[start of ENTRIES SHOWN]

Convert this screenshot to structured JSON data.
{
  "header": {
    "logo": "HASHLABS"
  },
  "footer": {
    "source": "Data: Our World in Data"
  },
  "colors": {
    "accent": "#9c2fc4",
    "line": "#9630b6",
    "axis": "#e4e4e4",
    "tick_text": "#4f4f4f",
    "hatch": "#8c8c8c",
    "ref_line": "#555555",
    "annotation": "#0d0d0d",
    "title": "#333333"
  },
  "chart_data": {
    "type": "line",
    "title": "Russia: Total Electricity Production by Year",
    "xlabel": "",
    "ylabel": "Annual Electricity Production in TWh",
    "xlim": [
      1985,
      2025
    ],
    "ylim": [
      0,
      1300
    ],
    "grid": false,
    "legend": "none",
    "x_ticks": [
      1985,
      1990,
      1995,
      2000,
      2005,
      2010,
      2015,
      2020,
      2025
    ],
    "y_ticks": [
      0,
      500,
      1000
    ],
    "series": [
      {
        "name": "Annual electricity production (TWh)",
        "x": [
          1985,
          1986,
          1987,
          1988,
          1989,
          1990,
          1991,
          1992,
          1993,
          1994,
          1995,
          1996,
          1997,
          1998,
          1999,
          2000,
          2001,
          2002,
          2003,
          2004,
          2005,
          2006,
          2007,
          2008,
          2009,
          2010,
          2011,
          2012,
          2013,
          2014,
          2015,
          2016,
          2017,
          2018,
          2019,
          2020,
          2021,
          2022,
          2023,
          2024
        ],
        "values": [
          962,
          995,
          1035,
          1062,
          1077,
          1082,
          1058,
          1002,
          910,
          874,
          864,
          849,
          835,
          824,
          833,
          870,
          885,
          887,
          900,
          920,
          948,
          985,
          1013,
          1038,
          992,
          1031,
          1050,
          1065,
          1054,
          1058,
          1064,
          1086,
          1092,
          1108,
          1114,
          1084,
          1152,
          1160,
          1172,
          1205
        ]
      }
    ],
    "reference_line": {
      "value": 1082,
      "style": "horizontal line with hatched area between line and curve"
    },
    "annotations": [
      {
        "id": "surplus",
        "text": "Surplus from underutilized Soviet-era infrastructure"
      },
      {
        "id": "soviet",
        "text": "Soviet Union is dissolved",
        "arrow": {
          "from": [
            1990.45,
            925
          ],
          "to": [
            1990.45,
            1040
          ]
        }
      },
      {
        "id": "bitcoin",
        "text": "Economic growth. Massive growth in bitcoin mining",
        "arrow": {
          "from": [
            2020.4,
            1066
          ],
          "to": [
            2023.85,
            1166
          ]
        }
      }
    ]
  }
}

[end of ENTRIES SHOWN]

### WRITTEN PROBLEM
Search the lines for the string "bitcoin" and copy every line that has it.

### SOLVED PROBLEM
        "id": "bitcoin",
        "text": "Economic growth. Massive growth in bitcoin mining",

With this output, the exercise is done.